» TASK OBJECTIVE
From the entries below, return each line unchanged, starting at the line that contains "cell-closed: 172 (161, 114, 197, 147)" and ending at the line that contains "cell-lure-oz: 3/16-1 (379, 338, 426, 371)", with both of those lines included.

» SUPPLIED ENTRIES
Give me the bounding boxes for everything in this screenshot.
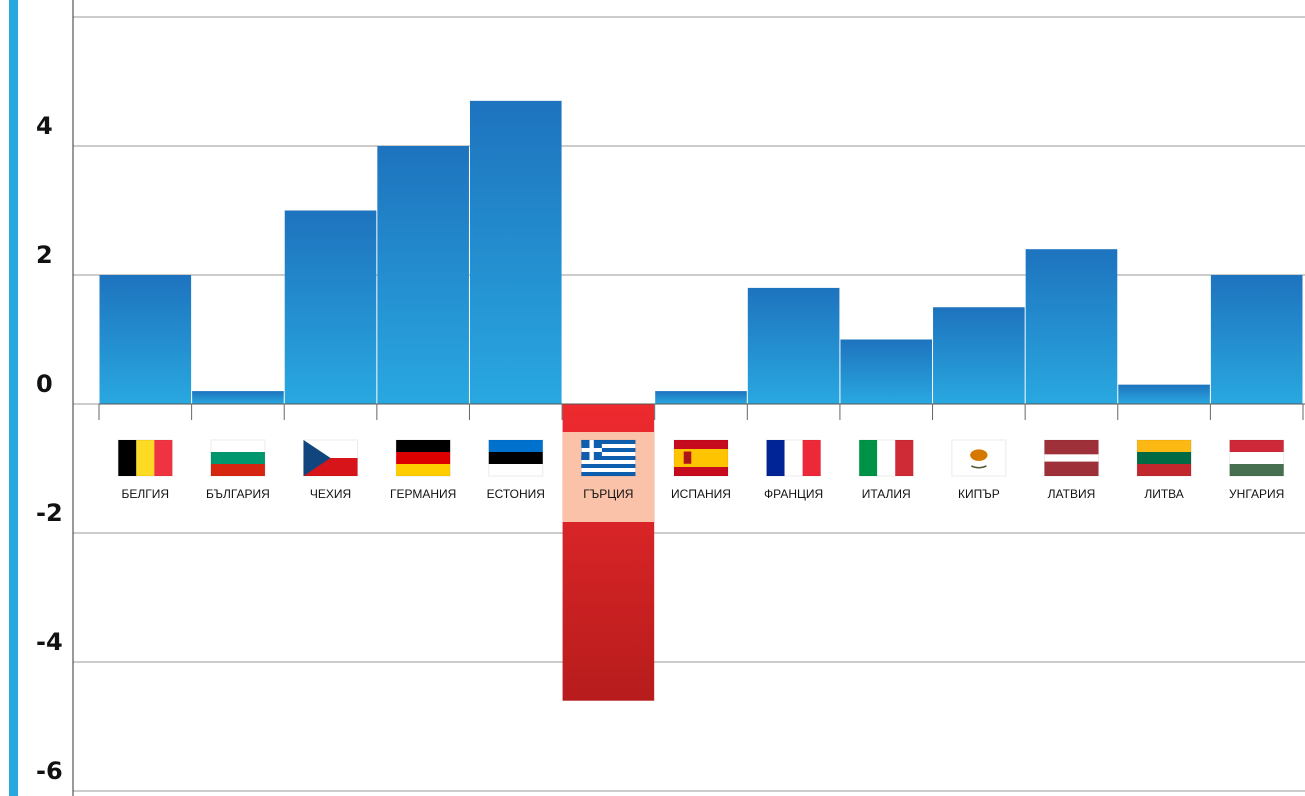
x-category-label: ЛИТВА (1144, 487, 1183, 501)
x-category-label: ИТАЛИЯ (862, 487, 911, 501)
belgium-flag-icon (117, 439, 173, 477)
bar-13 (1210, 275, 1303, 404)
y-tick-label: 0 (36, 370, 53, 398)
cyprus-flag-icon (951, 439, 1007, 477)
hungary-flag-icon (1229, 439, 1285, 477)
estonia-flag-icon (488, 439, 544, 477)
germany-flag-icon (395, 439, 451, 477)
x-category-label: БЕЛГИЯ (122, 487, 170, 501)
czechia-flag-icon (303, 439, 359, 477)
latvia-flag-icon (1043, 439, 1099, 477)
bar-11 (1025, 249, 1118, 404)
left-accent-bar (9, 0, 18, 796)
x-category-label: ГЪРЦИЯ (583, 487, 633, 501)
bar-10 (933, 307, 1025, 404)
x-category-label: УНГАРИЯ (1229, 487, 1284, 501)
bar-5 (469, 100, 562, 404)
y-tick-label: 2 (36, 241, 53, 269)
x-category-label: ЛАТВИЯ (1048, 487, 1096, 501)
bar-9 (840, 339, 933, 404)
italy-flag-icon (858, 439, 914, 477)
greece-flag-icon (580, 439, 636, 477)
x-category-label: ГЕРМАНИЯ (390, 487, 456, 501)
bar-8 (747, 287, 840, 404)
bar-12 (1118, 384, 1210, 404)
spain-flag-icon (673, 439, 729, 477)
x-category-label: ФРАНЦИЯ (764, 487, 823, 501)
y-tick-label: -2 (36, 499, 63, 527)
bar-4 (377, 146, 469, 404)
x-category-label: БЪЛГАРИЯ (206, 487, 270, 501)
x-category-label: КИПЪР (958, 487, 1000, 501)
y-tick-label: -4 (36, 628, 63, 656)
france-flag-icon (766, 439, 822, 477)
bar-3 (284, 210, 377, 404)
lithuania-flag-icon (1136, 439, 1192, 477)
y-tick-label: 4 (36, 112, 53, 140)
x-category-label: ЕСТОНИЯ (487, 487, 545, 501)
x-category-label: ЧЕХИЯ (310, 487, 351, 501)
x-category-label: ИСПАНИЯ (671, 487, 731, 501)
bar-2 (192, 391, 284, 404)
y-tick-label: -6 (36, 757, 63, 785)
bulgaria-flag-icon (210, 439, 266, 477)
bar-7 (655, 391, 747, 404)
bar-1 (99, 275, 192, 404)
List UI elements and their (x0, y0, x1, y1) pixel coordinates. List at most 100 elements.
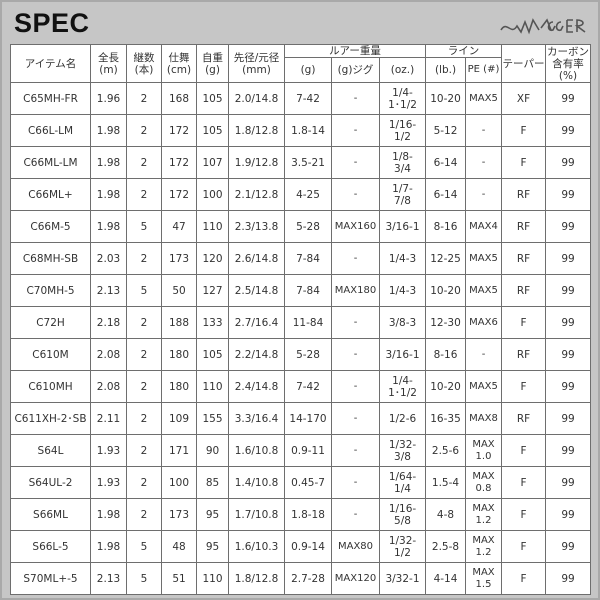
cell-closed: 172 (161, 114, 197, 147)
table-row: S64L 1.93 2 171 90 1.6/10.8 0.9-11-1/32- 3/8 2.… (10, 434, 591, 467)
cell-lure-jig: - (331, 82, 380, 115)
cell-carbon: 99 (545, 562, 591, 595)
cell-line-lb: 2.5-8 (425, 530, 466, 563)
cell-diameter: 1.8/12.8 (228, 562, 285, 595)
cell-diameter: 2.7/16.4 (228, 306, 285, 339)
header-line: ライン (425, 44, 502, 58)
cell-taper: F (501, 306, 546, 339)
cell-line-pe: MAX8 (465, 402, 502, 435)
cell-diameter: 2.5/14.8 (228, 274, 285, 307)
cell-lure-oz: 3/16-1 (379, 338, 426, 371)
cell-lure-jig: - (331, 498, 380, 531)
cell-line-pe: MAX 1.2 (465, 498, 502, 531)
cell-taper: RF (501, 210, 546, 243)
cell-carbon: 99 (545, 402, 591, 435)
cell-carbon: 99 (545, 530, 591, 563)
cell-pieces: 2 (126, 498, 162, 531)
header-lure-weight: ルアー重量 (284, 44, 426, 58)
cell-length: 2.13 (90, 274, 127, 307)
table-row: S70ML+-5 2.13 5 51 110 1.8/12.8 2.7-28 MAX120 3/… (10, 562, 591, 595)
cell-lure-g: 5-28 (284, 210, 332, 243)
cell-pieces: 2 (126, 434, 162, 467)
cell-item: S66L-5 (10, 530, 91, 563)
cell-taper: F (501, 114, 546, 147)
cell-length: 1.98 (90, 498, 127, 531)
cell-length: 1.98 (90, 178, 127, 211)
cell-diameter: 1.7/10.8 (228, 498, 285, 531)
cell-taper: F (501, 146, 546, 179)
cell-lure-g: 7-84 (284, 242, 332, 275)
cell-lure-jig: - (331, 370, 380, 403)
cell-weight: 105 (196, 82, 229, 115)
table-row: C610MH 2.08 2 180 110 2.4/14.8 7-42-1/4- 1･1/2… (10, 370, 591, 403)
cell-line-pe: MAX 1.5 (465, 562, 502, 595)
cell-lure-jig: MAX120 (331, 562, 380, 595)
cell-item: C65MH-FR (10, 82, 91, 115)
cell-line-pe: - (465, 178, 502, 211)
cell-length: 1.96 (90, 82, 127, 115)
swagger-logo (500, 18, 586, 35)
cell-lure-g: 2.7-28 (284, 562, 332, 595)
cell-taper: F (501, 370, 546, 403)
header-diameter: 先径/元径 (mm) (228, 44, 285, 83)
cell-weight: 105 (196, 114, 229, 147)
cell-lure-oz: 3/8-3 (379, 306, 426, 339)
cell-item: S70ML+-5 (10, 562, 91, 595)
header-lure-g: (g) (284, 57, 332, 83)
cell-line-lb: 10-20 (425, 274, 466, 307)
table-row: C70MH-5 2.13 5 50 127 2.5/14.8 7-84 MAX180 1/4-3… (10, 274, 591, 307)
cell-weight: 110 (196, 210, 229, 243)
cell-carbon: 99 (545, 242, 591, 275)
cell-item: C611XH-2･SB (10, 402, 91, 435)
cell-line-lb: 6-14 (425, 178, 466, 211)
cell-diameter: 2.0/14.8 (228, 82, 285, 115)
cell-item: S66ML (10, 498, 91, 531)
cell-pieces: 5 (126, 530, 162, 563)
cell-line-lb: 10-20 (425, 82, 466, 115)
cell-taper: F (501, 466, 546, 499)
cell-lure-g: 0.9-11 (284, 434, 332, 467)
cell-pieces: 2 (126, 306, 162, 339)
header-line-pe: PE (#) (465, 57, 502, 83)
cell-pieces: 5 (126, 210, 162, 243)
header-weight: 自重 (g) (196, 44, 229, 83)
cell-lure-jig: - (331, 402, 380, 435)
table-row: S66L-5 1.98 5 48 95 1.6/10.3 0.9-14 MAX80 1/32- … (10, 530, 591, 563)
cell-line-pe: MAX5 (465, 370, 502, 403)
cell-lure-jig: - (331, 242, 380, 275)
table-row: C68MH-SB 2.03 2 173 120 2.6/14.8 7-84-1/4-3 12-… (10, 242, 591, 275)
cell-length: 1.98 (90, 114, 127, 147)
cell-carbon: 99 (545, 146, 591, 179)
cell-closed: 109 (161, 402, 197, 435)
cell-carbon: 99 (545, 306, 591, 339)
table-row: C610M 2.08 2 180 105 2.2/14.8 5-28-3/16-1 8-16-… (10, 338, 591, 371)
cell-carbon: 99 (545, 370, 591, 403)
cell-length: 2.18 (90, 306, 127, 339)
cell-item: C66L-LM (10, 114, 91, 147)
cell-length: 1.93 (90, 466, 127, 499)
cell-length: 1.98 (90, 210, 127, 243)
cell-weight: 127 (196, 274, 229, 307)
cell-lure-oz: 1/4- 1･1/2 (379, 82, 426, 115)
cell-lure-jig: - (331, 114, 380, 147)
cell-taper: RF (501, 242, 546, 275)
cell-line-lb: 2.5-6 (425, 434, 466, 467)
cell-lure-g: 1.8-14 (284, 114, 332, 147)
cell-item: S64L (10, 434, 91, 467)
cell-lure-jig: MAX160 (331, 210, 380, 243)
cell-lure-jig: - (331, 434, 380, 467)
cell-line-lb: 8-16 (425, 338, 466, 371)
cell-weight: 110 (196, 370, 229, 403)
cell-taper: XF (501, 82, 546, 115)
cell-closed: 51 (161, 562, 197, 595)
header-line-lb: (lb.) (425, 57, 466, 83)
cell-carbon: 99 (545, 498, 591, 531)
header-carbon: カーボン 含有率 (%) (545, 44, 591, 83)
cell-lure-jig: - (331, 338, 380, 371)
cell-lure-oz: 3/16-1 (379, 210, 426, 243)
cell-line-pe: MAX 1.2 (465, 530, 502, 563)
cell-lure-g: 0.9-14 (284, 530, 332, 563)
table-row: C66ML+ 1.98 2 172 100 2.1/12.8 4-25-1/7- 7/8 6-… (10, 178, 591, 211)
cell-length: 2.13 (90, 562, 127, 595)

» TASK ANSWER
cell-closed: 172 (161, 114, 197, 147)
table-row: S64L 1.93 2 171 90 1.6/10.8 0.9-11-1/32- 3/8 2.… (10, 434, 591, 467)
cell-lure-jig: - (331, 82, 380, 115)
cell-carbon: 99 (545, 562, 591, 595)
cell-line-lb: 2.5-8 (425, 530, 466, 563)
cell-diameter: 1.8/12.8 (228, 562, 285, 595)
cell-diameter: 2.7/16.4 (228, 306, 285, 339)
header-line: ライン (425, 44, 502, 58)
cell-taper: F (501, 306, 546, 339)
cell-line-pe: MAX8 (465, 402, 502, 435)
cell-diameter: 2.5/14.8 (228, 274, 285, 307)
cell-lure-oz: 3/16-1 (379, 338, 426, 371)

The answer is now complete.